(Collected data entries)
....

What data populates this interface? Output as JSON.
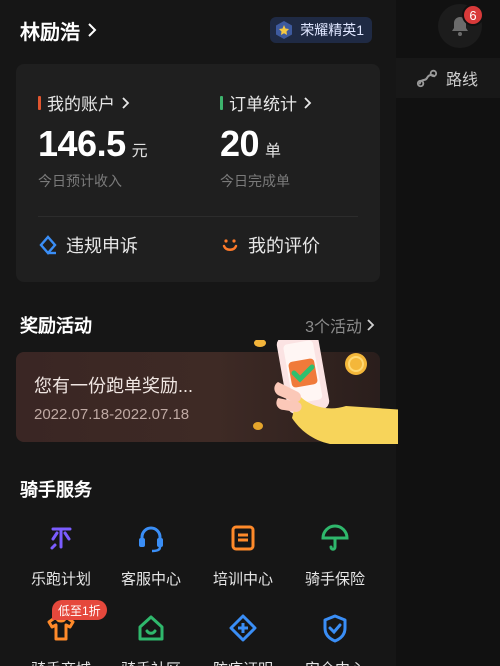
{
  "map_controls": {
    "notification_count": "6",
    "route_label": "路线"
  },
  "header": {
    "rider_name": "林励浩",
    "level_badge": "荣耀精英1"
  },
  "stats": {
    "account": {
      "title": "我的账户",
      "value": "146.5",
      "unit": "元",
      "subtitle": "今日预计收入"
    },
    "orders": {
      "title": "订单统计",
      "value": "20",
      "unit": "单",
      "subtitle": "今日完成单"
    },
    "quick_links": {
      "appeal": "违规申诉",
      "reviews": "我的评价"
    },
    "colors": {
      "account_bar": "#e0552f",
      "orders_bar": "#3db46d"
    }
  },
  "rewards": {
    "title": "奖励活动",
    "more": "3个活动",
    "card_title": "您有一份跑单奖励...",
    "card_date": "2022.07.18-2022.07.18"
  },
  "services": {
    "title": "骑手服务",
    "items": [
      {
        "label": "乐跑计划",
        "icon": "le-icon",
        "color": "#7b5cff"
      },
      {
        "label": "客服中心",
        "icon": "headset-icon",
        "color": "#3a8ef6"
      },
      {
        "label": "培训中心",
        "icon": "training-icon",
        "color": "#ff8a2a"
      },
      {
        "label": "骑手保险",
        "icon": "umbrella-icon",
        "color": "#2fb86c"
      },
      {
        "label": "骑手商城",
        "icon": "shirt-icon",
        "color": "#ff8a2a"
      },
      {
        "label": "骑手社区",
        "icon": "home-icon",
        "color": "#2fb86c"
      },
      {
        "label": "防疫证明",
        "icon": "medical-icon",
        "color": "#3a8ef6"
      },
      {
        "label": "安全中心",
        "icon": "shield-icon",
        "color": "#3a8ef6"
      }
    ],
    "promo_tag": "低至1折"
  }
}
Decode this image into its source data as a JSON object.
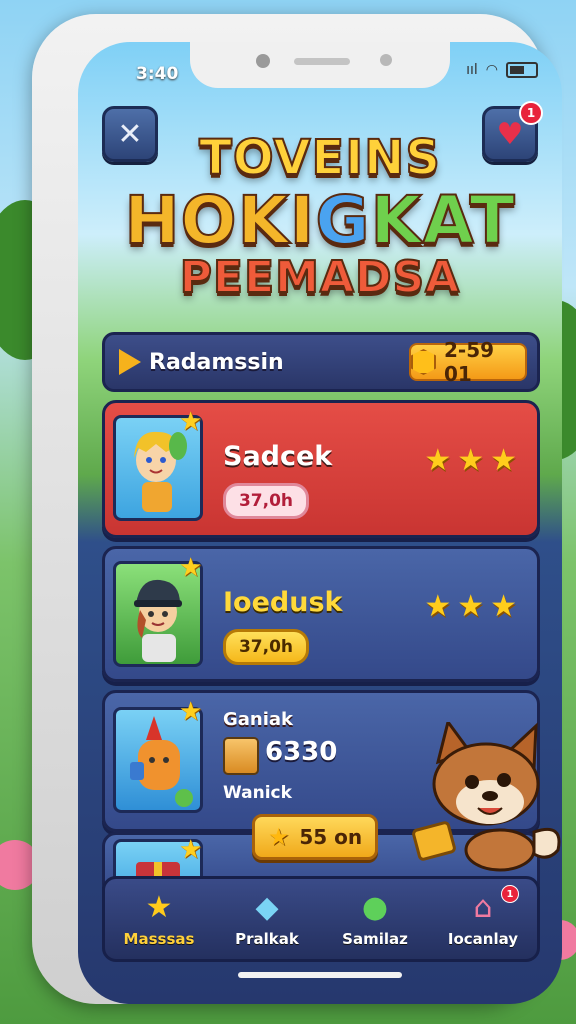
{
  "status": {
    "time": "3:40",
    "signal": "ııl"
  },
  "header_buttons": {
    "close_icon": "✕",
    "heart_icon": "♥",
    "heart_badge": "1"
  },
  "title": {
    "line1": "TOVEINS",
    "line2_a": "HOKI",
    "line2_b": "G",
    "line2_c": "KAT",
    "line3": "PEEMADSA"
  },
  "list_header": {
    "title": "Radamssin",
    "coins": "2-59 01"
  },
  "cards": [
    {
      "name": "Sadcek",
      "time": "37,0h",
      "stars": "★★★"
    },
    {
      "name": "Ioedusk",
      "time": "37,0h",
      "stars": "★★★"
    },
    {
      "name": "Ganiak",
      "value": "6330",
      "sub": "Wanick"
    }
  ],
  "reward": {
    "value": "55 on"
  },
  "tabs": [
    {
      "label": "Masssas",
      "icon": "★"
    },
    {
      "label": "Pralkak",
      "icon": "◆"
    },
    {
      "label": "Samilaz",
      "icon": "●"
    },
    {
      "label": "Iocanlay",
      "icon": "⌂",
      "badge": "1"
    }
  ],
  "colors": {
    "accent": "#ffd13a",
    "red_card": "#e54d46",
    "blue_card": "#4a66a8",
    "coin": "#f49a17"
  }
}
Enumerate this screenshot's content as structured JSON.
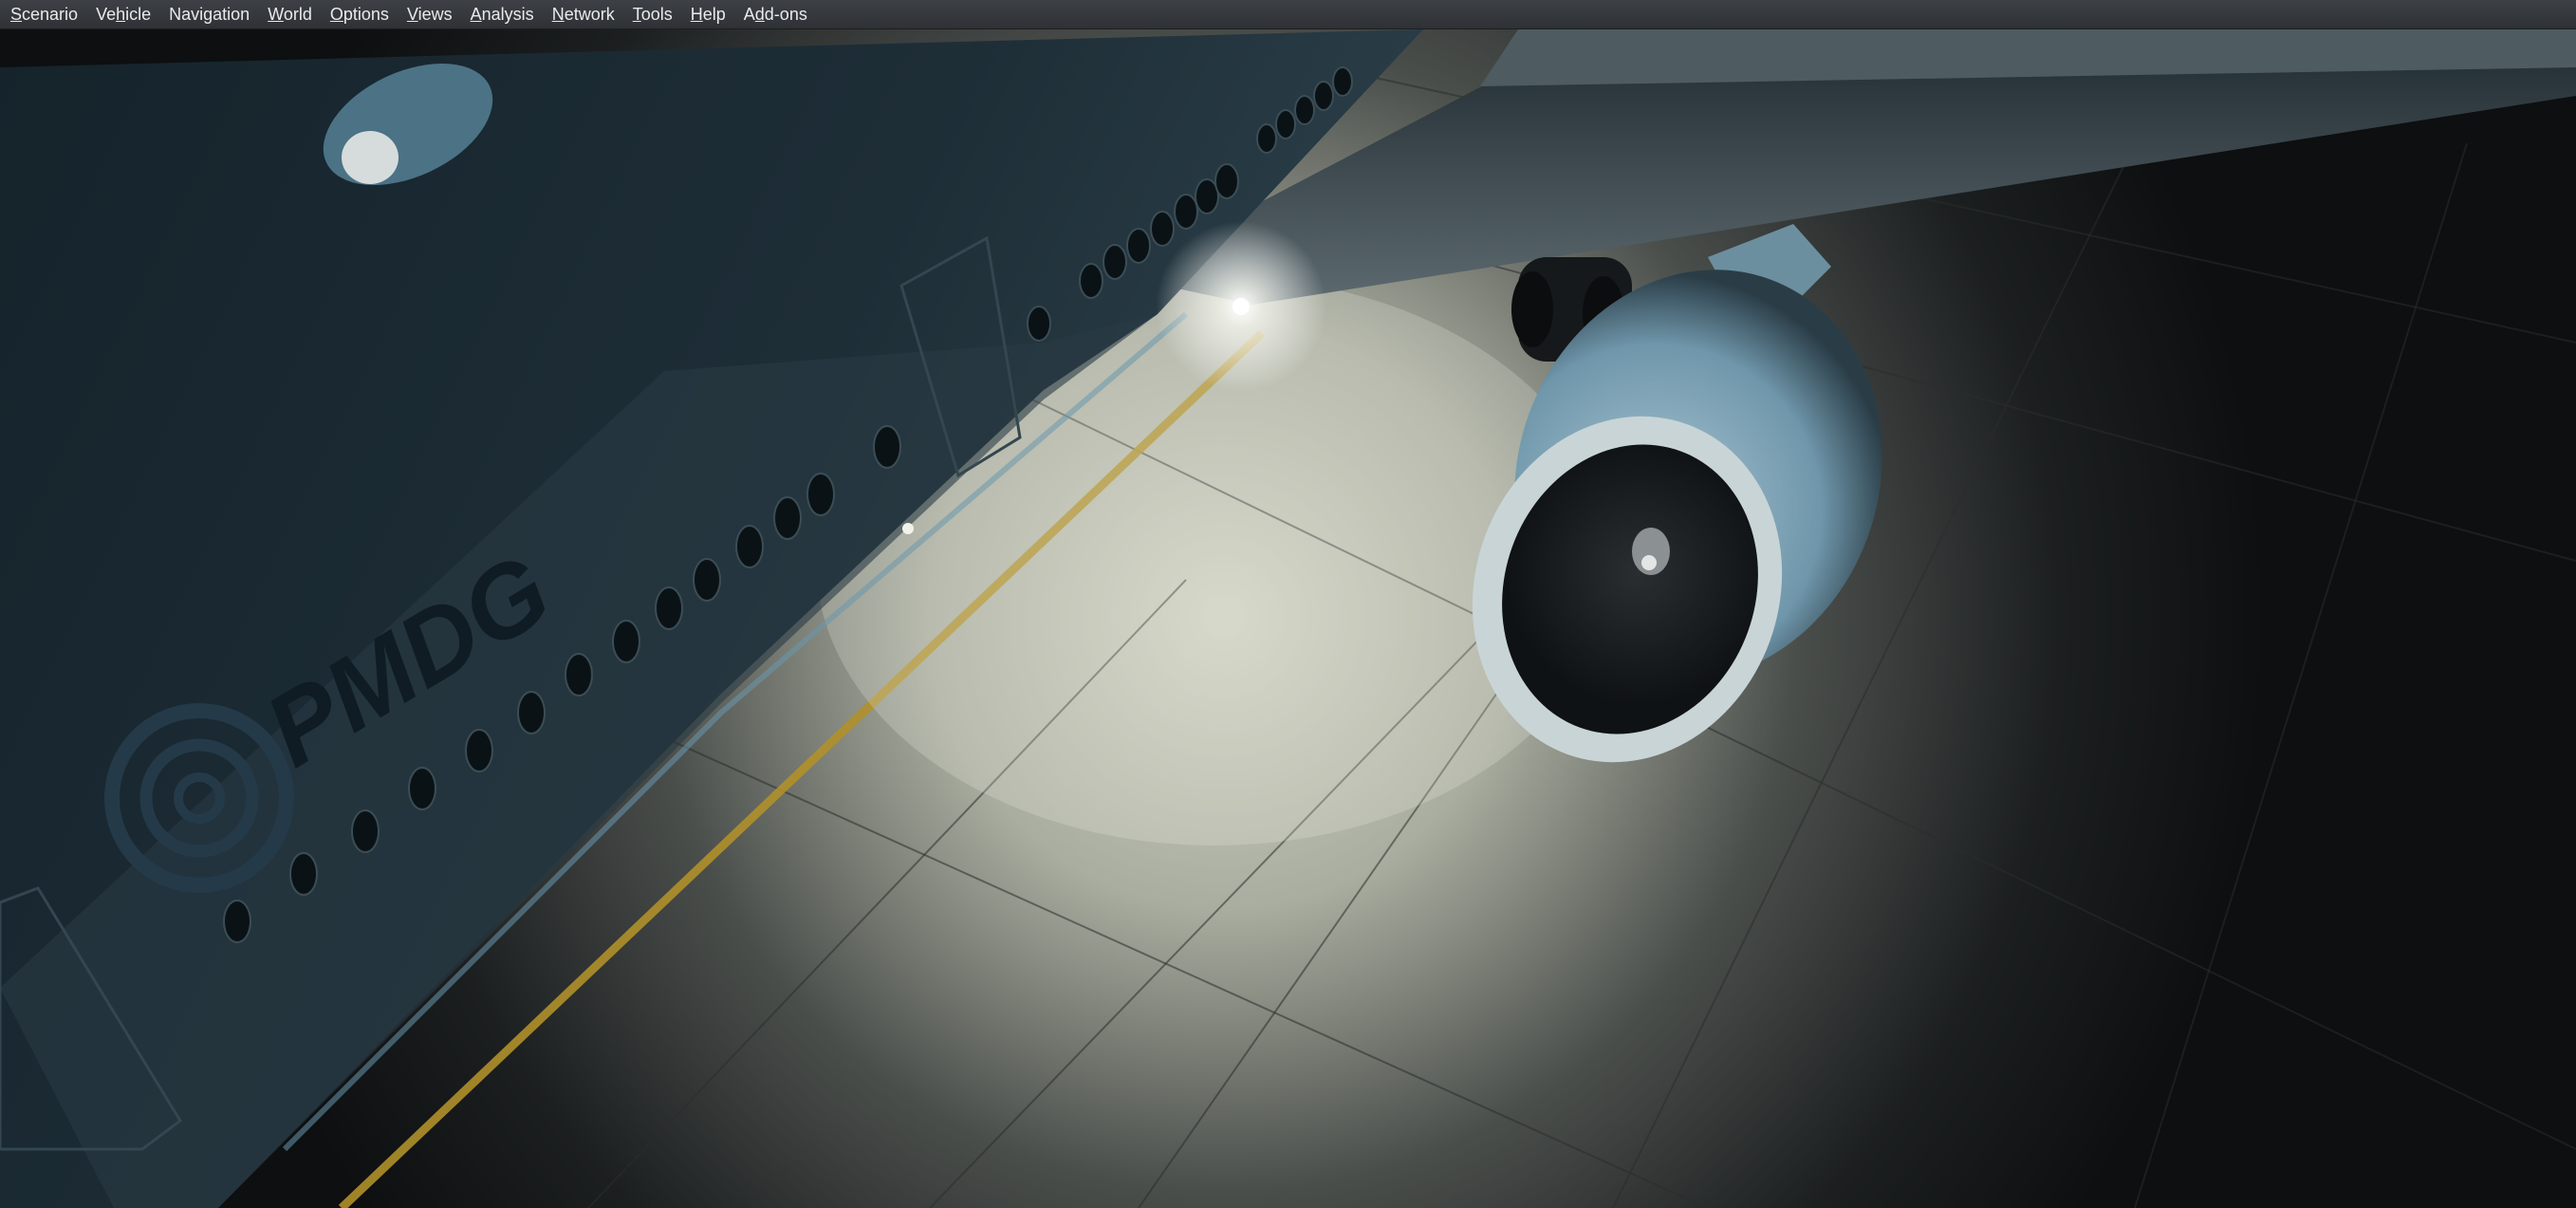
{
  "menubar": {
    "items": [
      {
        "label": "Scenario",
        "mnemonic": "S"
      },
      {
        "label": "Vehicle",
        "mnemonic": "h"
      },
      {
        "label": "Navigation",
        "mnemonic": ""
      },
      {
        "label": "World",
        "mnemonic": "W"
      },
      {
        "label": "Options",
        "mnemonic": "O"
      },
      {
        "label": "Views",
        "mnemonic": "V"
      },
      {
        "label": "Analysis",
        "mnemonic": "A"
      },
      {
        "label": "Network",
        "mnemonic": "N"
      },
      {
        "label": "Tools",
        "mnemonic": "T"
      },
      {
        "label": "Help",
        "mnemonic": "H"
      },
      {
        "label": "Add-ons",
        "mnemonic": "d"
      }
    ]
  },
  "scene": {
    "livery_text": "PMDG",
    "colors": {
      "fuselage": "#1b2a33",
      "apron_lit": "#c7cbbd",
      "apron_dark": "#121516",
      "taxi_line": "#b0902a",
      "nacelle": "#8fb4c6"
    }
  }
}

....

Can you retype every record above exactly, leaving out the pictures?

SOLUTION FOR THIS PROBLEM:
What data populates this interface? Output as JSON.
{
  "map_controls": {
    "notification_count": "6",
    "route_label": "路线"
  },
  "header": {
    "rider_name": "林励浩",
    "level_badge": "荣耀精英1"
  },
  "stats": {
    "account": {
      "title": "我的账户",
      "value": "146.5",
      "unit": "元",
      "subtitle": "今日预计收入"
    },
    "orders": {
      "title": "订单统计",
      "value": "20",
      "unit": "单",
      "subtitle": "今日完成单"
    },
    "quick_links": {
      "appeal": "违规申诉",
      "reviews": "我的评价"
    },
    "colors": {
      "account_bar": "#e0552f",
      "orders_bar": "#3db46d"
    }
  },
  "rewards": {
    "title": "奖励活动",
    "more": "3个活动",
    "card_title": "您有一份跑单奖励...",
    "card_date": "2022.07.18-2022.07.18"
  },
  "services": {
    "title": "骑手服务",
    "items": [
      {
        "label": "乐跑计划",
        "icon": "le-icon",
        "color": "#7b5cff"
      },
      {
        "label": "客服中心",
        "icon": "headset-icon",
        "color": "#3a8ef6"
      },
      {
        "label": "培训中心",
        "icon": "training-icon",
        "color": "#ff8a2a"
      },
      {
        "label": "骑手保险",
        "icon": "umbrella-icon",
        "color": "#2fb86c"
      },
      {
        "label": "骑手商城",
        "icon": "shirt-icon",
        "color": "#ff8a2a"
      },
      {
        "label": "骑手社区",
        "icon": "home-icon",
        "color": "#2fb86c"
      },
      {
        "label": "防疫证明",
        "icon": "medical-icon",
        "color": "#3a8ef6"
      },
      {
        "label": "安全中心",
        "icon": "shield-icon",
        "color": "#3a8ef6"
      }
    ],
    "promo_tag": "低至1折"
  }
}
Decode this image into its source data as a JSON object.
{
  "status": {
    "time": "3:40",
    "signal": "ııl"
  },
  "header_buttons": {
    "close_icon": "✕",
    "heart_icon": "♥",
    "heart_badge": "1"
  },
  "title": {
    "line1": "TOVEINS",
    "line2_a": "HOKI",
    "line2_b": "G",
    "line2_c": "KAT",
    "line3": "PEEMADSA"
  },
  "list_header": {
    "title": "Radamssin",
    "coins": "2-59 01"
  },
  "cards": [
    {
      "name": "Sadcek",
      "time": "37,0h",
      "stars": "★★★"
    },
    {
      "name": "Ioedusk",
      "time": "37,0h",
      "stars": "★★★"
    },
    {
      "name": "Ganiak",
      "value": "6330",
      "sub": "Wanick"
    }
  ],
  "reward": {
    "value": "55 on"
  },
  "tabs": [
    {
      "label": "Masssas",
      "icon": "★"
    },
    {
      "label": "Pralkak",
      "icon": "◆"
    },
    {
      "label": "Samilaz",
      "icon": "●"
    },
    {
      "label": "Iocanlay",
      "icon": "⌂",
      "badge": "1"
    }
  ],
  "colors": {
    "accent": "#ffd13a",
    "red_card": "#e54d46",
    "blue_card": "#4a66a8",
    "coin": "#f49a17"
  }
}
Enumerate this screenshot's content as structured JSON.
{
  "menubar": {
    "items": [
      {
        "label": "Scenario",
        "mnemonic": "S"
      },
      {
        "label": "Vehicle",
        "mnemonic": "h"
      },
      {
        "label": "Navigation",
        "mnemonic": ""
      },
      {
        "label": "World",
        "mnemonic": "W"
      },
      {
        "label": "Options",
        "mnemonic": "O"
      },
      {
        "label": "Views",
        "mnemonic": "V"
      },
      {
        "label": "Analysis",
        "mnemonic": "A"
      },
      {
        "label": "Network",
        "mnemonic": "N"
      },
      {
        "label": "Tools",
        "mnemonic": "T"
      },
      {
        "label": "Help",
        "mnemonic": "H"
      },
      {
        "label": "Add-ons",
        "mnemonic": "d"
      }
    ]
  },
  "scene": {
    "livery_text": "PMDG",
    "colors": {
      "fuselage": "#1b2a33",
      "apron_lit": "#c7cbbd",
      "apron_dark": "#121516",
      "taxi_line": "#b0902a",
      "nacelle": "#8fb4c6"
    }
  }
}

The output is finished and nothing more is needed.